Stored records:
::::::

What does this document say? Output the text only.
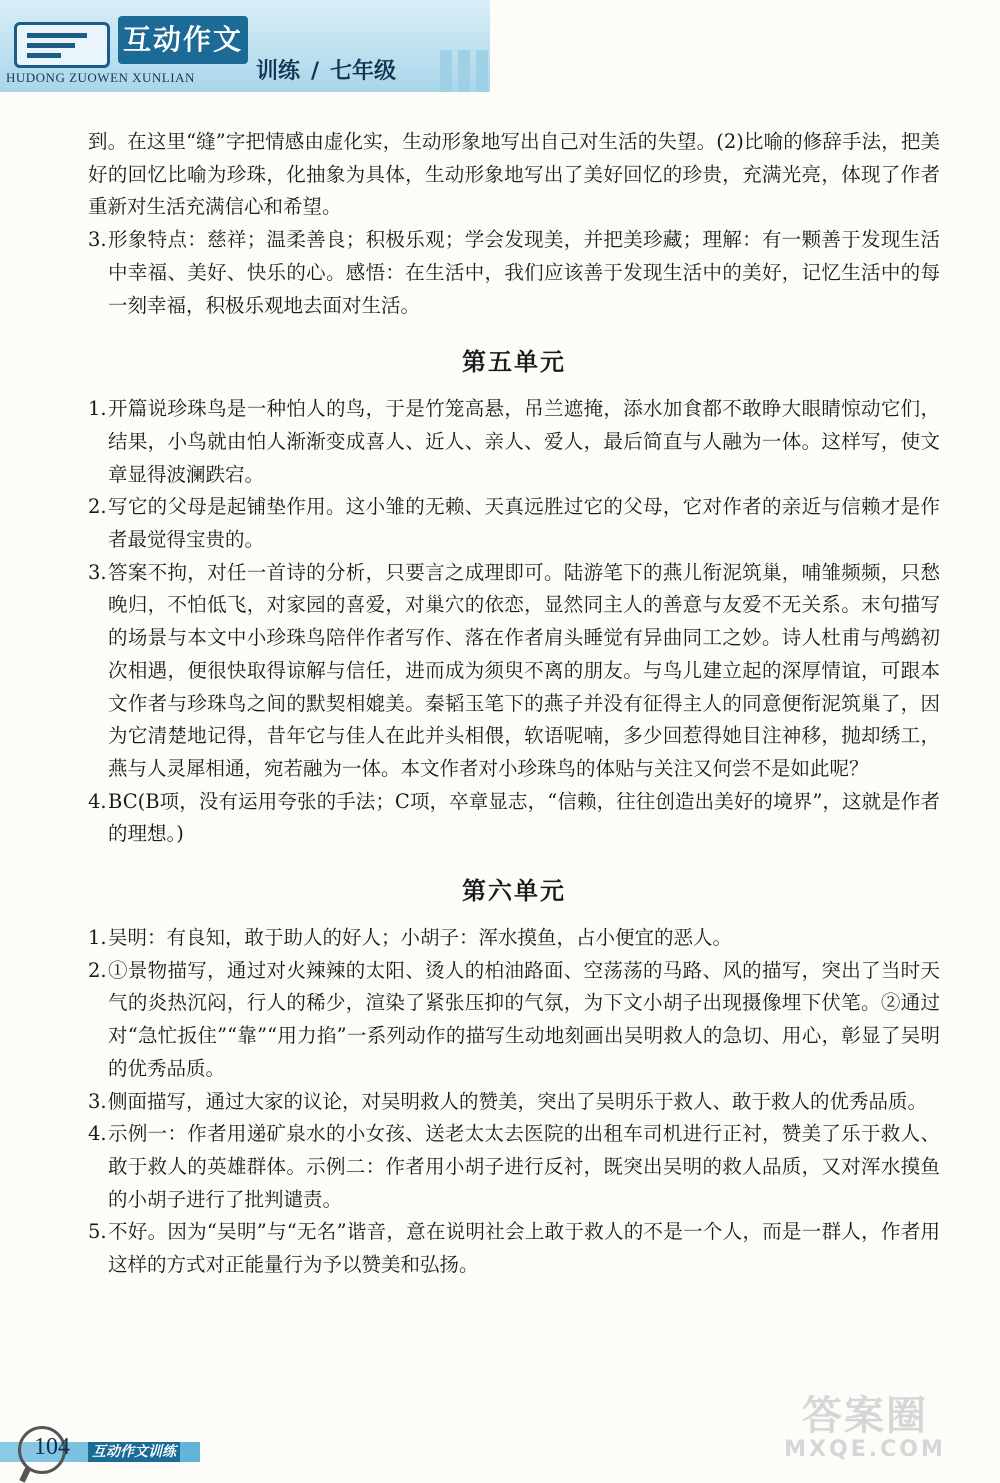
互动作文
HUDONG ZUOWEN XUNLIAN	训练 / 七年级

到。在这里“缝”字把情感由虚化实，生动形象地写出自己对生活的失望。(2)比喻的修辞手法，把美好的回忆比喻为珍珠，化抽象为具体，生动形象地写出了美好回忆的珍贵，充满光亮，体现了作者重新对生活充满信心和希望。

3. 形象特点：慈祥；温柔善良；积极乐观；学会发现美，并把美珍藏；理解：有一颗善于发现生活中幸福、美好、快乐的心。感悟：在生活中，我们应该善于发现生活中的美好，记忆生活中的每一刻幸福，积极乐观地去面对生活。

第五单元

1. 开篇说珍珠鸟是一种怕人的鸟，于是竹笼高悬，吊兰遮掩，添水加食都不敢睁大眼睛惊动它们，结果，小鸟就由怕人渐渐变成喜人、近人、亲人、爱人，最后简直与人融为一体。这样写，使文章显得波澜跌宕。

2. 写它的父母是起铺垫作用。这小雏的无赖、天真远胜过它的父母，它对作者的亲近与信赖才是作者最觉得宝贵的。

3. 答案不拘，对任一首诗的分析，只要言之成理即可。陆游笔下的燕儿衔泥筑巢，哺雏频频，只愁晚归，不怕低飞，对家园的喜爱，对巢穴的依恋，显然同主人的善意与友爱不无关系。末句描写的场景与本文中小珍珠鸟陪伴作者写作、落在作者肩头睡觉有异曲同工之妙。诗人杜甫与鸬鹚初次相遇，便很快取得谅解与信任，进而成为须臾不离的朋友。与鸟儿建立起的深厚情谊，可跟本文作者与珍珠鸟之间的默契相媲美。秦韬玉笔下的燕子并没有征得主人的同意便衔泥筑巢了，因为它清楚地记得，昔年它与佳人在此并头相偎，软语呢喃，多少回惹得她目注神移，抛却绣工，燕与人灵犀相通，宛若融为一体。本文作者对小珍珠鸟的体贴与关注又何尝不是如此呢？

4. BC(B项，没有运用夸张的手法；C项，卒章显志，“信赖，往往创造出美好的境界”，这就是作者的理想。)

第六单元

1. 吴明：有良知，敢于助人的好人；小胡子：浑水摸鱼，占小便宜的恶人。

2. ①景物描写，通过对火辣辣的太阳、烫人的柏油路面、空荡荡的马路、风的描写，突出了当时天气的炎热沉闷，行人的稀少，渲染了紧张压抑的气氛，为下文小胡子出现摄像埋下伏笔。②通过对“急忙扳住”“靠”“用力掐”一系列动作的描写生动地刻画出吴明救人的急切、用心，彰显了吴明的优秀品质。

3. 侧面描写，通过大家的议论，对吴明救人的赞美，突出了吴明乐于救人、敢于救人的优秀品质。

4. 示例一：作者用递矿泉水的小女孩、送老太太去医院的出租车司机进行正衬，赞美了乐于救人、敢于救人的英雄群体。示例二：作者用小胡子进行反衬，既突出吴明的救人品质，又对浑水摸鱼的小胡子进行了批判谴责。

5. 不好。因为“吴明”与“无名”谐音，意在说明社会上敢于救人的不是一个人，而是一群人，作者用这样的方式对正能量行为予以赞美和弘扬。

104 互动作文训练
答案圈
MXQE.COM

::::::

■ The request:
Reproduce every line precisely as given, omitting all pictures.

■ Task solution:
What does this document say? Output the text only.
互动作文
HUDONG ZUOWEN XUNLIAN	训练 / 七年级

到。在这里“缝”字把情感由虚化实，生动形象地写出自己对生活的失望。(2)比喻的修辞手法，把美好的回忆比喻为珍珠，化抽象为具体，生动形象地写出了美好回忆的珍贵，充满光亮，体现了作者重新对生活充满信心和希望。

3. 形象特点：慈祥；温柔善良；积极乐观；学会发现美，并把美珍藏；理解：有一颗善于发现生活中幸福、美好、快乐的心。感悟：在生活中，我们应该善于发现生活中的美好，记忆生活中的每一刻幸福，积极乐观地去面对生活。

第五单元

1. 开篇说珍珠鸟是一种怕人的鸟，于是竹笼高悬，吊兰遮掩，添水加食都不敢睁大眼睛惊动它们，结果，小鸟就由怕人渐渐变成喜人、近人、亲人、爱人，最后简直与人融为一体。这样写，使文章显得波澜跌宕。

2. 写它的父母是起铺垫作用。这小雏的无赖、天真远胜过它的父母，它对作者的亲近与信赖才是作者最觉得宝贵的。

3. 答案不拘，对任一首诗的分析，只要言之成理即可。陆游笔下的燕儿衔泥筑巢，哺雏频频，只愁晚归，不怕低飞，对家园的喜爱，对巢穴的依恋，显然同主人的善意与友爱不无关系。末句描写的场景与本文中小珍珠鸟陪伴作者写作、落在作者肩头睡觉有异曲同工之妙。诗人杜甫与鸬鹚初次相遇，便很快取得谅解与信任，进而成为须臾不离的朋友。与鸟儿建立起的深厚情谊，可跟本文作者与珍珠鸟之间的默契相媲美。秦韬玉笔下的燕子并没有征得主人的同意便衔泥筑巢了，因为它清楚地记得，昔年它与佳人在此并头相偎，软语呢喃，多少回惹得她目注神移，抛却绣工，燕与人灵犀相通，宛若融为一体。本文作者对小珍珠鸟的体贴与关注又何尝不是如此呢？

4. BC(B项，没有运用夸张的手法；C项，卒章显志，“信赖，往往创造出美好的境界”，这就是作者的理想。)

第六单元

1. 吴明：有良知，敢于助人的好人；小胡子：浑水摸鱼，占小便宜的恶人。

2. ①景物描写，通过对火辣辣的太阳、烫人的柏油路面、空荡荡的马路、风的描写，突出了当时天气的炎热沉闷，行人的稀少，渲染了紧张压抑的气氛，为下文小胡子出现摄像埋下伏笔。②通过对“急忙扳住”“靠”“用力掐”一系列动作的描写生动地刻画出吴明救人的急切、用心，彰显了吴明的优秀品质。

3. 侧面描写，通过大家的议论，对吴明救人的赞美，突出了吴明乐于救人、敢于救人的优秀品质。

4. 示例一：作者用递矿泉水的小女孩、送老太太去医院的出租车司机进行正衬，赞美了乐于救人、敢于救人的英雄群体。示例二：作者用小胡子进行反衬，既突出吴明的救人品质，又对浑水摸鱼的小胡子进行了批判谴责。

5. 不好。因为“吴明”与“无名”谐音，意在说明社会上敢于救人的不是一个人，而是一群人，作者用这样的方式对正能量行为予以赞美和弘扬。

104 互动作文训练
答案圈
MXQE.COM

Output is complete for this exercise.